## Given problem A
From the blog post below about the guest blogs, reproduce the passage word for word, beginning at the words "I’m not sure" and stopping after "a few moments.".
## Given problem B
In the blog post below about the guest blogs, who is described as the newest member of the team?

## Excerpt provided

============================================================

Well, that was an eventful week, wasn’t it?
Chris, Tara, and Matthew wrote guest blogs? You don’t say!
To be quite honest, I was thinking about pre-writing three blogs, or, as is often the case, writing blogs while I’m away on vacation. That always seems easy in advance (“I write three blogs per week, I’m sure I can carve out the time while I’m away!”) but it’s an absolute nightmare once I attempt this in practice.
I’m not sure who on my team first asked the obvious question: “Why don’t we write the blogs while you’re away?” But it was a great question, and one that seemed rhetorical once the question lingered in the air for a few moments.
Chris was up first, naturally. He started to write his while I was away, and as much as he asked me to look it over, I kept telling him, “I don’t want to be a part of this; surprise me!”
Matthew agonized about his. “I’m nervous,” he told me over text message, as I watched my daughter and her cousins indoor rock-climb. “What if people rake me over the coals?” I told him that he hasn’t made it in real estate until people hate him, so he should hope that some shade is thrown his way!
And Tara? Poor Tara! The newest member on the team was given a task tantamount to pulling Excalibur’s sword from a rock!

============================================================

## Data provided
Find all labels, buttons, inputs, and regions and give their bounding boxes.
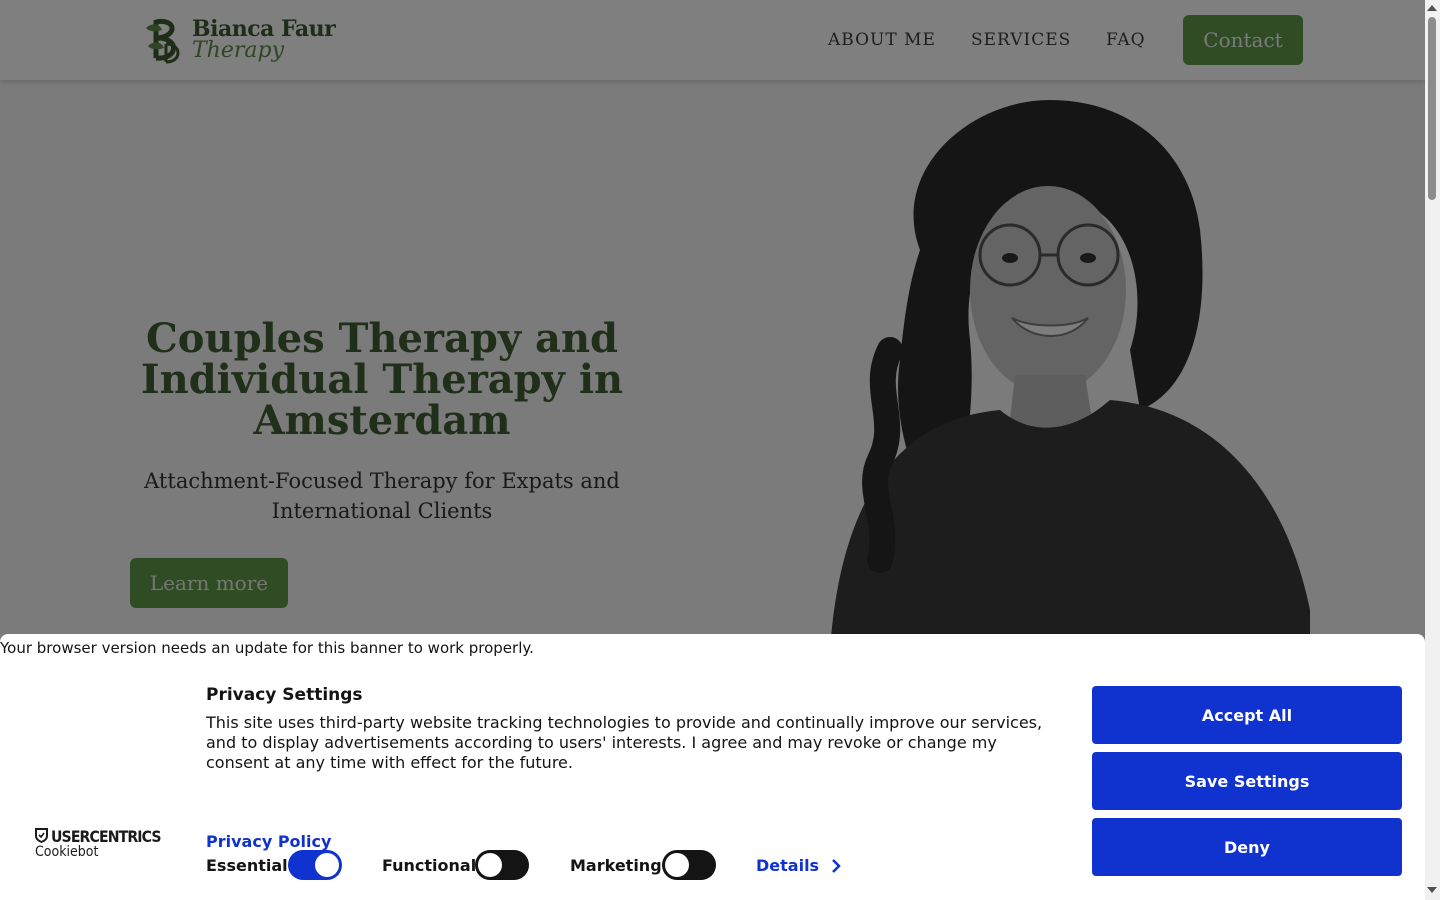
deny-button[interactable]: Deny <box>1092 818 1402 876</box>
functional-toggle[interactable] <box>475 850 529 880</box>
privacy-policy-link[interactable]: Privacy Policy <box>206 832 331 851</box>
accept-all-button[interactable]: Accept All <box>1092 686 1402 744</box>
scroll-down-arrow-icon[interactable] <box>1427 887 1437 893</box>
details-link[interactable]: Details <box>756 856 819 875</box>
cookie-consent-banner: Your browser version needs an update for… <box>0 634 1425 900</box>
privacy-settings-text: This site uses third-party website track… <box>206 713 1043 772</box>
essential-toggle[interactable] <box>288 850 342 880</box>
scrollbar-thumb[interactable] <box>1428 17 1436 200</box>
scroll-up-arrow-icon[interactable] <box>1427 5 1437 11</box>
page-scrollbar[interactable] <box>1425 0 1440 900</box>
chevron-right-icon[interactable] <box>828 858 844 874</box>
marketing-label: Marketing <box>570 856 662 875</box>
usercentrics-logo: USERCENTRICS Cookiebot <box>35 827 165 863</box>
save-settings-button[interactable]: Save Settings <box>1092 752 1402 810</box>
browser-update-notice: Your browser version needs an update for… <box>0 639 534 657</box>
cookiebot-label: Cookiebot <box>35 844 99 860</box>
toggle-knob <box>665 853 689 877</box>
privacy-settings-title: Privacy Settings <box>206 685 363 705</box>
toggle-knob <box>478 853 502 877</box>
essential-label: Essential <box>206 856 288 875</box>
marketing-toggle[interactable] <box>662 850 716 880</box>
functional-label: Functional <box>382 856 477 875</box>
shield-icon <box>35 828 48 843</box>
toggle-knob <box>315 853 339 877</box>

============================================================

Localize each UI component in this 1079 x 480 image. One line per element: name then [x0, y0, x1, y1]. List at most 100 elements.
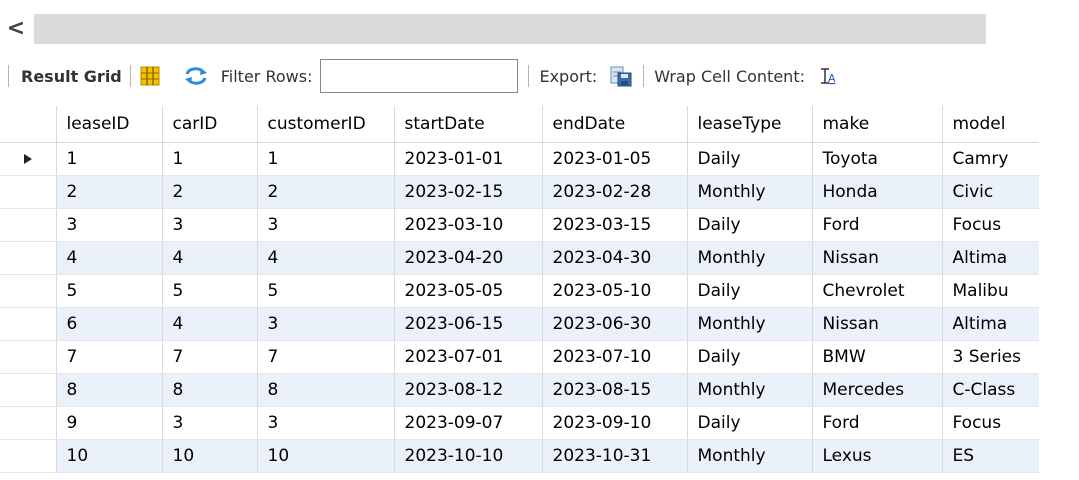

============================================================

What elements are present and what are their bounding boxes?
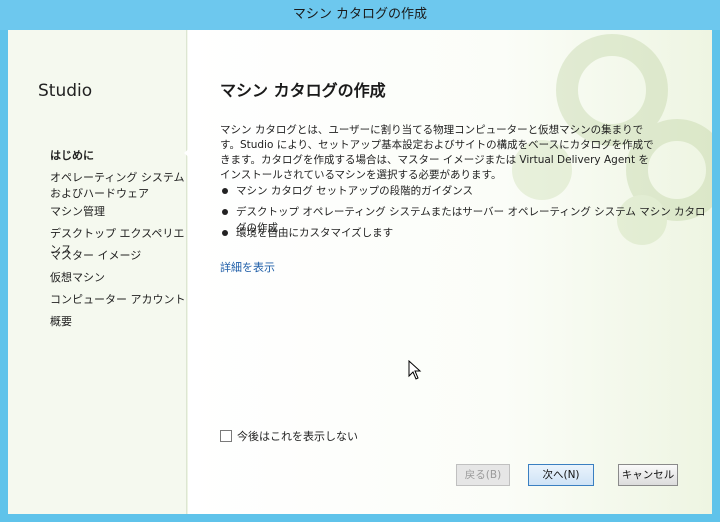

============================================================

## Correct output A
I’m not sure who on my team first asked the obvious question: “Why don’t we write the blogs while you’re away?” But it was a great question, and one that seemed rhetorical once the question lingered in the air for a few moments.

## Correct output B
Tara